Set exercise: From the listing below, extract every line containing "συνήθειαν".

Recorded information:
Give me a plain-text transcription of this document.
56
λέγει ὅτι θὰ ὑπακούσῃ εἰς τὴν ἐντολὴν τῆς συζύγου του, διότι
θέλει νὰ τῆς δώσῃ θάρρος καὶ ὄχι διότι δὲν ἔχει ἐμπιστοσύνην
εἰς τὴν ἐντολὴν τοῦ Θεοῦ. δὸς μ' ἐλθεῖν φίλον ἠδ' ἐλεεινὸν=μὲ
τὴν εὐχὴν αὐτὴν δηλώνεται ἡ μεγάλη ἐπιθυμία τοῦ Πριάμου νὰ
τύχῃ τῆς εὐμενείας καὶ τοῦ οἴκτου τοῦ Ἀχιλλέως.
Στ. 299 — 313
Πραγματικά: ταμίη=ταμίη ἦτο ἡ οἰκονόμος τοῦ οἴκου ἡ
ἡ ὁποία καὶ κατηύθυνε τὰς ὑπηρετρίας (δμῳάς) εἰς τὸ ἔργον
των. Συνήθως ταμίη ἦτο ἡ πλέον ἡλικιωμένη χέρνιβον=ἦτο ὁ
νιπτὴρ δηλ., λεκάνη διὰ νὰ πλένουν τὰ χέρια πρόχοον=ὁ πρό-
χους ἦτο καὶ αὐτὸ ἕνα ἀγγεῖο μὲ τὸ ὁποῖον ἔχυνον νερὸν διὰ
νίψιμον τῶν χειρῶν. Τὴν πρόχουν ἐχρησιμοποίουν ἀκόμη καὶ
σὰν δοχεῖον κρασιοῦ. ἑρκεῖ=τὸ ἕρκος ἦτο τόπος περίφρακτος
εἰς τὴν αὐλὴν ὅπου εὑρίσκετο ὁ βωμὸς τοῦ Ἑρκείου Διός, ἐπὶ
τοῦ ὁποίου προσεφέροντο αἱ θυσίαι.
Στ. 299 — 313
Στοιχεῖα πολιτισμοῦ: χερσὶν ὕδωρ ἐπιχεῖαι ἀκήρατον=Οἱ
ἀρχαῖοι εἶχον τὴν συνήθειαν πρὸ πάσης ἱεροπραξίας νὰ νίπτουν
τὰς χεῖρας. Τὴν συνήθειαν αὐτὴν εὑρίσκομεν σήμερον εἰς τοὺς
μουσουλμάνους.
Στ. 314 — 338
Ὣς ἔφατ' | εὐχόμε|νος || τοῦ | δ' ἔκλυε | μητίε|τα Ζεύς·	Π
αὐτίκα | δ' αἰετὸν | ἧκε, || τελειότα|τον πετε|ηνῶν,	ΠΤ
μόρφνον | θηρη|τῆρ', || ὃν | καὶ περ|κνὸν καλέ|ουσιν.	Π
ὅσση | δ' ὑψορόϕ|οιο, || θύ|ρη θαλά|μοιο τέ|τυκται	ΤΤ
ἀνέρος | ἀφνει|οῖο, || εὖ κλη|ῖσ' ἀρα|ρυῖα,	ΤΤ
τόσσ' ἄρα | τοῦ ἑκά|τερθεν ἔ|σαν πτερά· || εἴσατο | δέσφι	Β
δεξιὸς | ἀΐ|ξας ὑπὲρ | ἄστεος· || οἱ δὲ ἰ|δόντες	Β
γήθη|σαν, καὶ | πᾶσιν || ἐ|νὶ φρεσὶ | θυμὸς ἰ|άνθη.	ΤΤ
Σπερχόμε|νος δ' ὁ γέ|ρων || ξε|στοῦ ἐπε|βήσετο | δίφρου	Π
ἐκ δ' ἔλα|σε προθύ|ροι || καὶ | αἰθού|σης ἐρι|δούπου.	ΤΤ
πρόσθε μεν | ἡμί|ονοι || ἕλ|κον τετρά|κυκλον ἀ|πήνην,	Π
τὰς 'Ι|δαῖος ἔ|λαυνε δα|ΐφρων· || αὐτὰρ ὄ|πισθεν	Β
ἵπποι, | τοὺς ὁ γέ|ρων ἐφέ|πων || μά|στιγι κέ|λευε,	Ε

The solution:
ἀρχαῖοι εἶχον τὴν συνήθειαν πρὸ πάσης ἱεροπραξίας νὰ νίπτουν
τὰς χεῖρας. Τὴν συνήθειαν αὐτὴν εὑρίσκομεν σήμερον εἰς τοὺς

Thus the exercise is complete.